TASK OBJECTIVE
Out of all the lines below, count those with the word "LONGUEUR". Give the number only.

— begin RECORD SET —

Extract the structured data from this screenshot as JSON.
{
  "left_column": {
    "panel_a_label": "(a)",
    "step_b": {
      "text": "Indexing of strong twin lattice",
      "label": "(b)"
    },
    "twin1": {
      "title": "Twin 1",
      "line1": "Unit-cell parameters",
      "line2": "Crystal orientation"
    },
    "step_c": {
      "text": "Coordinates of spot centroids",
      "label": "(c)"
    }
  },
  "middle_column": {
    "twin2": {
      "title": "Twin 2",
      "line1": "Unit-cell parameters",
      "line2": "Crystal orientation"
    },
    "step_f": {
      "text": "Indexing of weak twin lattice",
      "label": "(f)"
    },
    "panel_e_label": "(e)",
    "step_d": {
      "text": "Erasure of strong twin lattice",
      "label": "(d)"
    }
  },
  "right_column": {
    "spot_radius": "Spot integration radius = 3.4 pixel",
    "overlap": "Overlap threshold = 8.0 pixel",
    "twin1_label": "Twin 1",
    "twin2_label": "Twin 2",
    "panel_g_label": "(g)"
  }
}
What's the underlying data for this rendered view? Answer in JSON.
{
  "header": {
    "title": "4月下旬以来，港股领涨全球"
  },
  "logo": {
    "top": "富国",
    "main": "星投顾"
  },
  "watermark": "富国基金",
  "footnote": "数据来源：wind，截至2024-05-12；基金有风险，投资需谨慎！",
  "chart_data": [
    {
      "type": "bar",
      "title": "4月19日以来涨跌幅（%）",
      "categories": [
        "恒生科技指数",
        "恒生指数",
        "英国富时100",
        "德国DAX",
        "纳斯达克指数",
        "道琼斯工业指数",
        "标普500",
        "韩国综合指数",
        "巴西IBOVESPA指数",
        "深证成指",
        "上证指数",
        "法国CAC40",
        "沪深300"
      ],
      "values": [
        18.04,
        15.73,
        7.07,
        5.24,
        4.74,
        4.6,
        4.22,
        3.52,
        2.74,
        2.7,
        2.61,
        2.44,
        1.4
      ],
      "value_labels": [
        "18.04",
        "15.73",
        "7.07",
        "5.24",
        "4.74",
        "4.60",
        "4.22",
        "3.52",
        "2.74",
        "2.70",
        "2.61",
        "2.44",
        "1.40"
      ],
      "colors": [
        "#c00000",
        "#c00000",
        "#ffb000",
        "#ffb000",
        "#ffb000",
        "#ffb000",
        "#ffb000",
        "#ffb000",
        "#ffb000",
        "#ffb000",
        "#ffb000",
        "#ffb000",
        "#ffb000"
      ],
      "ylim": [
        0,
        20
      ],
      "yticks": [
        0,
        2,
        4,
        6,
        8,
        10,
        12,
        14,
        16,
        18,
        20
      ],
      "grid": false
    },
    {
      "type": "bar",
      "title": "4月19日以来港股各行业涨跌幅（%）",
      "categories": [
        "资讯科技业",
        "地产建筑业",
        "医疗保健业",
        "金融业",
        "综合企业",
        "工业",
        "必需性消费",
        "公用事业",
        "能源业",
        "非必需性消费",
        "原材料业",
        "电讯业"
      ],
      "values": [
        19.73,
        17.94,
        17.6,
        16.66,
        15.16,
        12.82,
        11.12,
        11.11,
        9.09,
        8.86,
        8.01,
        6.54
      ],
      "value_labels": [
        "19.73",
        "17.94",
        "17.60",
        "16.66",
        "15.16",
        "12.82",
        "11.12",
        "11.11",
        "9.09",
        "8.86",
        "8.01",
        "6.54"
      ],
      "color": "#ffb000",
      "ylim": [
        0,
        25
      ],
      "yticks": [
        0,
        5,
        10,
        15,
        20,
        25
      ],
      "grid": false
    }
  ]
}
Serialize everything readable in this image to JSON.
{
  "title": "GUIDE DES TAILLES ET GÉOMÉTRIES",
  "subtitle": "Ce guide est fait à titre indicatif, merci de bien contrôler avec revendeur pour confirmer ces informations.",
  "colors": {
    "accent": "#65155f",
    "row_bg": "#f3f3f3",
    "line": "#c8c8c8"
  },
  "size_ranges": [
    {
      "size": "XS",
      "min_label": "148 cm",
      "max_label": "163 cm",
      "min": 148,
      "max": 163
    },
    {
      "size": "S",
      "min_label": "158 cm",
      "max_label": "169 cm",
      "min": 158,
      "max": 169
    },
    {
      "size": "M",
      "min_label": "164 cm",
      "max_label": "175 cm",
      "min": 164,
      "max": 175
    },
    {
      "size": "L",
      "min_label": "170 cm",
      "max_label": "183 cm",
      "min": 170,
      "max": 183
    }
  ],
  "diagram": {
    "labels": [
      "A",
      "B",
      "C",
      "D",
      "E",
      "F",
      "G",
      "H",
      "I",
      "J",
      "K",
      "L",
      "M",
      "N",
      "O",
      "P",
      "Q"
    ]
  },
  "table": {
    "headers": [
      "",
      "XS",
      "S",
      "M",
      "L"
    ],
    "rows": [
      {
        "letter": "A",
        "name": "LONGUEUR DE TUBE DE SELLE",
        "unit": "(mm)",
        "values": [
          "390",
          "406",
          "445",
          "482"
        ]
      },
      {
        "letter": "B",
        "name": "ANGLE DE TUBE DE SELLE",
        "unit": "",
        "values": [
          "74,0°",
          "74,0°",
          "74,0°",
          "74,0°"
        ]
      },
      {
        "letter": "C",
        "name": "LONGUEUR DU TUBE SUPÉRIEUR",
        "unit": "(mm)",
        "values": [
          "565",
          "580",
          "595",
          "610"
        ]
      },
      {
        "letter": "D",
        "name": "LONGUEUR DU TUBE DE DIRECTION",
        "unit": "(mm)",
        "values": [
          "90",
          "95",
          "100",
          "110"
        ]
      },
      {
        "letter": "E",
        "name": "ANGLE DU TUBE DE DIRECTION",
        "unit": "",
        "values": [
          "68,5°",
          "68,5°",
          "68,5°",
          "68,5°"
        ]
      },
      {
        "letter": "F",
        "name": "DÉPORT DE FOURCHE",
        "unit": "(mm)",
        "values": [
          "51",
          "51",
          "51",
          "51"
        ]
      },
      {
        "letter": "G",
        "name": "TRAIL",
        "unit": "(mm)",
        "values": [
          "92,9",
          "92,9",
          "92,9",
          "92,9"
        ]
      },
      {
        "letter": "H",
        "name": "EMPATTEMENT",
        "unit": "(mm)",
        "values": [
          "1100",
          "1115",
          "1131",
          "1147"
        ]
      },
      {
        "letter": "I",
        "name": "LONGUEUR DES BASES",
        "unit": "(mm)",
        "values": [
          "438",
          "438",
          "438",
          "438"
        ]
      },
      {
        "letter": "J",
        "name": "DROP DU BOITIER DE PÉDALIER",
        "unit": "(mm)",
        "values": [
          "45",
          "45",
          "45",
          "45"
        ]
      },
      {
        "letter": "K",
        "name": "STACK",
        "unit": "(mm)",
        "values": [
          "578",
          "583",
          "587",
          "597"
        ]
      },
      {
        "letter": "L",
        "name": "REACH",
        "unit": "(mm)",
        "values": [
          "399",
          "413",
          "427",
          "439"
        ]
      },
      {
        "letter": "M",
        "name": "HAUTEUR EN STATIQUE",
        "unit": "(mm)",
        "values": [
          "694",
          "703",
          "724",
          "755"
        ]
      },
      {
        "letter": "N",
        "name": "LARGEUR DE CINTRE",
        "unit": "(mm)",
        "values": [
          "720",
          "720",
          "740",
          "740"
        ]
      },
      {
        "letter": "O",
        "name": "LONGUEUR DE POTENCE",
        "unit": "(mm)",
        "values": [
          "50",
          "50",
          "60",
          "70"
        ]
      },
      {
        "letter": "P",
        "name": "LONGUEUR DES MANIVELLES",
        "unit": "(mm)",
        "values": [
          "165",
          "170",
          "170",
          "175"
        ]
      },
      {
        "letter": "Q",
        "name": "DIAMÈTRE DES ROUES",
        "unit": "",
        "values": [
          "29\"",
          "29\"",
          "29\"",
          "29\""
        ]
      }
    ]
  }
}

— end RECORD SET —

SOLVED EXERCISE
6